## Provided records
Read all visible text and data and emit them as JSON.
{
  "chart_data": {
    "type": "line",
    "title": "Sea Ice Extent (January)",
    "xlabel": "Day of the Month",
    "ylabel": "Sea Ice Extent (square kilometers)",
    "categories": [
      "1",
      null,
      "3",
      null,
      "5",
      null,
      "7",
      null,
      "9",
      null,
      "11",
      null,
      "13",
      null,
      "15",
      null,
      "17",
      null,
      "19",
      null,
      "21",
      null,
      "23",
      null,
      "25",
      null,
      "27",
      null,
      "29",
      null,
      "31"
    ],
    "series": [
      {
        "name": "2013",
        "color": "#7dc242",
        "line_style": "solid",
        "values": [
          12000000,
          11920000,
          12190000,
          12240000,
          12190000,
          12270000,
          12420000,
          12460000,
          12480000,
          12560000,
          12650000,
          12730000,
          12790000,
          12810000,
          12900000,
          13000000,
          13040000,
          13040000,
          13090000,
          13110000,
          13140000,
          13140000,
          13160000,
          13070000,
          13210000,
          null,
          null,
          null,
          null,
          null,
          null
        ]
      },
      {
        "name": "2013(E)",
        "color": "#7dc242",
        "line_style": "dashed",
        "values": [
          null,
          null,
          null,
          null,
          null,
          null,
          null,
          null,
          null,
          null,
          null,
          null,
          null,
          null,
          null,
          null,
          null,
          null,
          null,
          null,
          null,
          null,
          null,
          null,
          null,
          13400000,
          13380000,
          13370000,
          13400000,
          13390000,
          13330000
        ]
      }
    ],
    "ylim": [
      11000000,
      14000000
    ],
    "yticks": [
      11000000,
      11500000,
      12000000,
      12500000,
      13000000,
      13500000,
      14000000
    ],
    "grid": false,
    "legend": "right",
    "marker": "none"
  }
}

## Task brief
Return all of the data precisely as it appears.

## Response below
Read all visible text and data and emit them as JSON.
{
  "chart_data": {
    "type": "line",
    "title": "Sea Ice Extent (January)",
    "xlabel": "Day of the Month",
    "ylabel": "Sea Ice Extent (square kilometers)",
    "categories": [
      "1",
      null,
      "3",
      null,
      "5",
      null,
      "7",
      null,
      "9",
      null,
      "11",
      null,
      "13",
      null,
      "15",
      null,
      "17",
      null,
      "19",
      null,
      "21",
      null,
      "23",
      null,
      "25",
      null,
      "27",
      null,
      "29",
      null,
      "31"
    ],
    "series": [
      {
        "name": "2013",
        "color": "#7dc242",
        "line_style": "solid",
        "values": [
          12000000,
          11920000,
          12190000,
          12240000,
          12190000,
          12270000,
          12420000,
          12460000,
          12480000,
          12560000,
          12650000,
          12730000,
          12790000,
          12810000,
          12900000,
          13000000,
          13040000,
          13040000,
          13090000,
          13110000,
          13140000,
          13140000,
          13160000,
          13070000,
          13210000,
          null,
          null,
          null,
          null,
          null,
          null
        ]
      },
      {
        "name": "2013(E)",
        "color": "#7dc242",
        "line_style": "dashed",
        "values": [
          null,
          null,
          null,
          null,
          null,
          null,
          null,
          null,
          null,
          null,
          null,
          null,
          null,
          null,
          null,
          null,
          null,
          null,
          null,
          null,
          null,
          null,
          null,
          null,
          null,
          13400000,
          13380000,
          13370000,
          13400000,
          13390000,
          13330000
        ]
      }
    ],
    "ylim": [
      11000000,
      14000000
    ],
    "yticks": [
      11000000,
      11500000,
      12000000,
      12500000,
      13000000,
      13500000,
      14000000
    ],
    "grid": false,
    "legend": "right",
    "marker": "none"
  }
}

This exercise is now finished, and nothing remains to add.